Material for this exercise ->
════════════════

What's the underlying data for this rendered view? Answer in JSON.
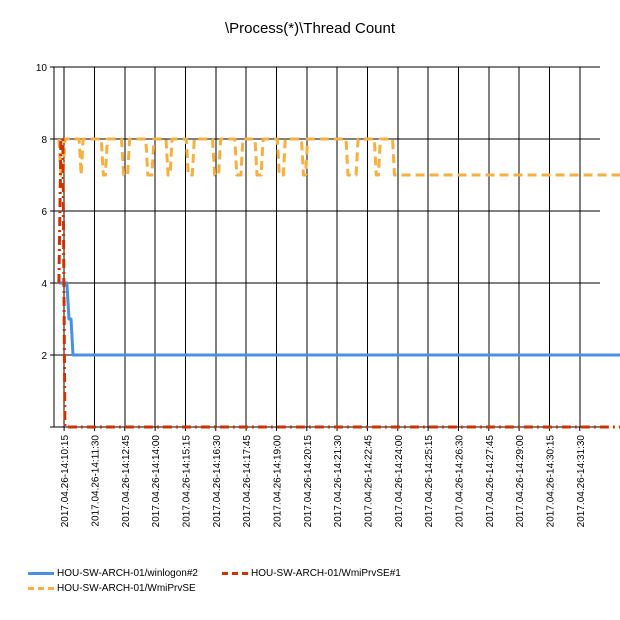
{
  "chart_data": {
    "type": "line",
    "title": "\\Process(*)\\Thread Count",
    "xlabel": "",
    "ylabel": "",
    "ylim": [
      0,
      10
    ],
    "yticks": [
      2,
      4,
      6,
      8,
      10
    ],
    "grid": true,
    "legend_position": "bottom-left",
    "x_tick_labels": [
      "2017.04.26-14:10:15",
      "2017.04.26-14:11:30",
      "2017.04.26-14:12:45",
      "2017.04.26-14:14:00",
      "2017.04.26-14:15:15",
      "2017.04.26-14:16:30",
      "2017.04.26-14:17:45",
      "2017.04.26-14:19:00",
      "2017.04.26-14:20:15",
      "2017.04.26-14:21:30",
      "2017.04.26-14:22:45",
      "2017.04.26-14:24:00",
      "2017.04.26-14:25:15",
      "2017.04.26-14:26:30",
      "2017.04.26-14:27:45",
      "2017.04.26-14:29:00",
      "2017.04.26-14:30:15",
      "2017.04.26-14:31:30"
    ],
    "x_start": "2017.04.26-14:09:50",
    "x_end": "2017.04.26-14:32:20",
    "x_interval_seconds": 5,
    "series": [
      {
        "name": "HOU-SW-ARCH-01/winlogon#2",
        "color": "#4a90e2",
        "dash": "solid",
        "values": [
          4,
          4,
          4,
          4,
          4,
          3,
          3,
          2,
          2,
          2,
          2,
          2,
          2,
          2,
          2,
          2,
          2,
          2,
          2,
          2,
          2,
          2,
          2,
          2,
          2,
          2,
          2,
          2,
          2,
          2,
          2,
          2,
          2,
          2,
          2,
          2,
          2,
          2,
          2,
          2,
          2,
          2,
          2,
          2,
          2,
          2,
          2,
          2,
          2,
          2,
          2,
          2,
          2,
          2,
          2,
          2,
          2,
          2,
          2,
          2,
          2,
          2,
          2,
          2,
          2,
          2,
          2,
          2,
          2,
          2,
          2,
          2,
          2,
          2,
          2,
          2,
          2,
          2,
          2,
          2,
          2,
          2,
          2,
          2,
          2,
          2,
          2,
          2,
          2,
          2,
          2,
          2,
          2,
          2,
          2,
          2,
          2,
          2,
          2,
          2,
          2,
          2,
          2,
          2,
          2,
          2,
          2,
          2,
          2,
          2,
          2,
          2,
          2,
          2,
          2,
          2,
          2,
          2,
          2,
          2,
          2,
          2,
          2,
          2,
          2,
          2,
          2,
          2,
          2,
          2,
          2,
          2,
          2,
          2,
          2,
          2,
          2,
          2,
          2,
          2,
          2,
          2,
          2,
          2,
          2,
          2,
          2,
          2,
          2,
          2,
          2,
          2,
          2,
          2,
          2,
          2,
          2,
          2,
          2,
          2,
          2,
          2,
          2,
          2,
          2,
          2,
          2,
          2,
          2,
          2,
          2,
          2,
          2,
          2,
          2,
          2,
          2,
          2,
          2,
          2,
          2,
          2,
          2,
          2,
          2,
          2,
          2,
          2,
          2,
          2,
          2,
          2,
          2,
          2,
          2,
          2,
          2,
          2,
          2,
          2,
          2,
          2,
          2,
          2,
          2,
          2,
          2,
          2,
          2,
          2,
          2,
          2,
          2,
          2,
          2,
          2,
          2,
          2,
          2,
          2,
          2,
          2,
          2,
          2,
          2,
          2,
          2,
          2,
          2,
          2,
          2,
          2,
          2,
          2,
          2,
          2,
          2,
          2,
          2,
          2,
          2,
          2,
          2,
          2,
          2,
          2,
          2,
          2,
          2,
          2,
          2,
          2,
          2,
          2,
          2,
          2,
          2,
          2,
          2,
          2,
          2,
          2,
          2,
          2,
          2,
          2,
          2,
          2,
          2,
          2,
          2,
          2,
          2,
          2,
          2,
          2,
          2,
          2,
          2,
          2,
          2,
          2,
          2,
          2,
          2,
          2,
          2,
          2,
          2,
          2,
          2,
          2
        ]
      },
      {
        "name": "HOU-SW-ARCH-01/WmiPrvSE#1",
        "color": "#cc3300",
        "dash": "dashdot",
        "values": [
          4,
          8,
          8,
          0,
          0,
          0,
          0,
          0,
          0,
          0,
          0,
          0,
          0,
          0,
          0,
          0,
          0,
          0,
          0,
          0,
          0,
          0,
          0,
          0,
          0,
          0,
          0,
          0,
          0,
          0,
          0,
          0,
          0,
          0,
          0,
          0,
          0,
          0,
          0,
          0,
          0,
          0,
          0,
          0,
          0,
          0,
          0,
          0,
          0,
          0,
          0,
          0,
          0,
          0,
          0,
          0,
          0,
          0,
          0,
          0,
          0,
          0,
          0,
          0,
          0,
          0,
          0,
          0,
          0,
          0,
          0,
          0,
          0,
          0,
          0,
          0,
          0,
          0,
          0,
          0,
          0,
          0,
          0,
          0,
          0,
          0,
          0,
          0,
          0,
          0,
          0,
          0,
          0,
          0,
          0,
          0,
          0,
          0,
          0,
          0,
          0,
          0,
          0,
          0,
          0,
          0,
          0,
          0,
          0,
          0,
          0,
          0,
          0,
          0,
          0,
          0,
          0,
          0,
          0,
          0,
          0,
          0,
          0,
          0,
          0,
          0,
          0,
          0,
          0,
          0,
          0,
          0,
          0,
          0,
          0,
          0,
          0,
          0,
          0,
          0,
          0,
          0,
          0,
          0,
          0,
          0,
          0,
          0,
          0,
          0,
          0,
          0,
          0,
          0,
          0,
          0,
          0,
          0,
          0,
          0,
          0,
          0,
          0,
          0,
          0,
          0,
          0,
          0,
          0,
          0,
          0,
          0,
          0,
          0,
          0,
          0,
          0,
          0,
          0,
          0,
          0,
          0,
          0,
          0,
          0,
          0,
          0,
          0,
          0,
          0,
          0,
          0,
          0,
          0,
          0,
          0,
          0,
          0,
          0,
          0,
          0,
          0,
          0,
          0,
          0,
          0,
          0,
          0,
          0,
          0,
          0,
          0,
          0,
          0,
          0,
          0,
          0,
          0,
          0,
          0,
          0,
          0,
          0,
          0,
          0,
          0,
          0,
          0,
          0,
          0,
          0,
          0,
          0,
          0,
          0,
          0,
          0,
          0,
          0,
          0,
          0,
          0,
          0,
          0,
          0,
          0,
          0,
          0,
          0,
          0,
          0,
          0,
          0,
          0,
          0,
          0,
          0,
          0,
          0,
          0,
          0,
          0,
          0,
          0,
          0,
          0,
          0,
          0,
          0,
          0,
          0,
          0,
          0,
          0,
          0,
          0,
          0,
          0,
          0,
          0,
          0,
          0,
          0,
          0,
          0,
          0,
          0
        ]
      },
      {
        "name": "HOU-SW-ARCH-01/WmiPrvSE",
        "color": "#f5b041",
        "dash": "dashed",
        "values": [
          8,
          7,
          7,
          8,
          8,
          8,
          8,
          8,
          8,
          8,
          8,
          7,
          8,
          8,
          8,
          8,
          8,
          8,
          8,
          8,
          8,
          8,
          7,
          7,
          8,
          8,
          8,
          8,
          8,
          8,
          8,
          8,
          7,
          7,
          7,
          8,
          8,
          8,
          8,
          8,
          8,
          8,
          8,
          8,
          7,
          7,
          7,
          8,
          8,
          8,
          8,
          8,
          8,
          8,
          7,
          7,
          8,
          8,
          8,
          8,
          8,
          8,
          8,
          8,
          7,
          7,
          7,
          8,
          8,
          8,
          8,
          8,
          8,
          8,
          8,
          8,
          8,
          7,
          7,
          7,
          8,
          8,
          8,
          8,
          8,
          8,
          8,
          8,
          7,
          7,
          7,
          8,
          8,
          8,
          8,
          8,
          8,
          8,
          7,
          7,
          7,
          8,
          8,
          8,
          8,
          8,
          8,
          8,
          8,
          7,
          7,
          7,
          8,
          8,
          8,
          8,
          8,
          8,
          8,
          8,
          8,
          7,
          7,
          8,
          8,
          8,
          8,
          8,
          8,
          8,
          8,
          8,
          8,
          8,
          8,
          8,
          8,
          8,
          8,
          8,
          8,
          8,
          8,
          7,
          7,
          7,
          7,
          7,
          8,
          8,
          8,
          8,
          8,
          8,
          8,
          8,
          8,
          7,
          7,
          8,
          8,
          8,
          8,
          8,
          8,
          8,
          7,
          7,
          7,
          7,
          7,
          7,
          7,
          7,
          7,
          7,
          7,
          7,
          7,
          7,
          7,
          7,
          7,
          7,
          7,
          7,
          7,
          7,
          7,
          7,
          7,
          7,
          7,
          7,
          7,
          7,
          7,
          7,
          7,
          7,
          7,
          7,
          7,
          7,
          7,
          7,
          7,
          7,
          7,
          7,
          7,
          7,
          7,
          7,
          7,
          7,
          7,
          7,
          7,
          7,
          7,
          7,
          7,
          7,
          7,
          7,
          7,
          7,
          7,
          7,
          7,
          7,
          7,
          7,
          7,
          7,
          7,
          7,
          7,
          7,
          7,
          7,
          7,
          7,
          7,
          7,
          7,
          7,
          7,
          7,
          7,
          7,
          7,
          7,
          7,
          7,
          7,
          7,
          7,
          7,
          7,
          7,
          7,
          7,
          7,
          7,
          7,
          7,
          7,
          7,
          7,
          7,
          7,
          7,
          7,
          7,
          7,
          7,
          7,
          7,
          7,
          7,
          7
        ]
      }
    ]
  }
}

════════════════

Which lines of the data include "dash"? Copy each of them.

Full response ->
        "dash": "solid",
        "dash": "dashdot",
        "dash": "dashed",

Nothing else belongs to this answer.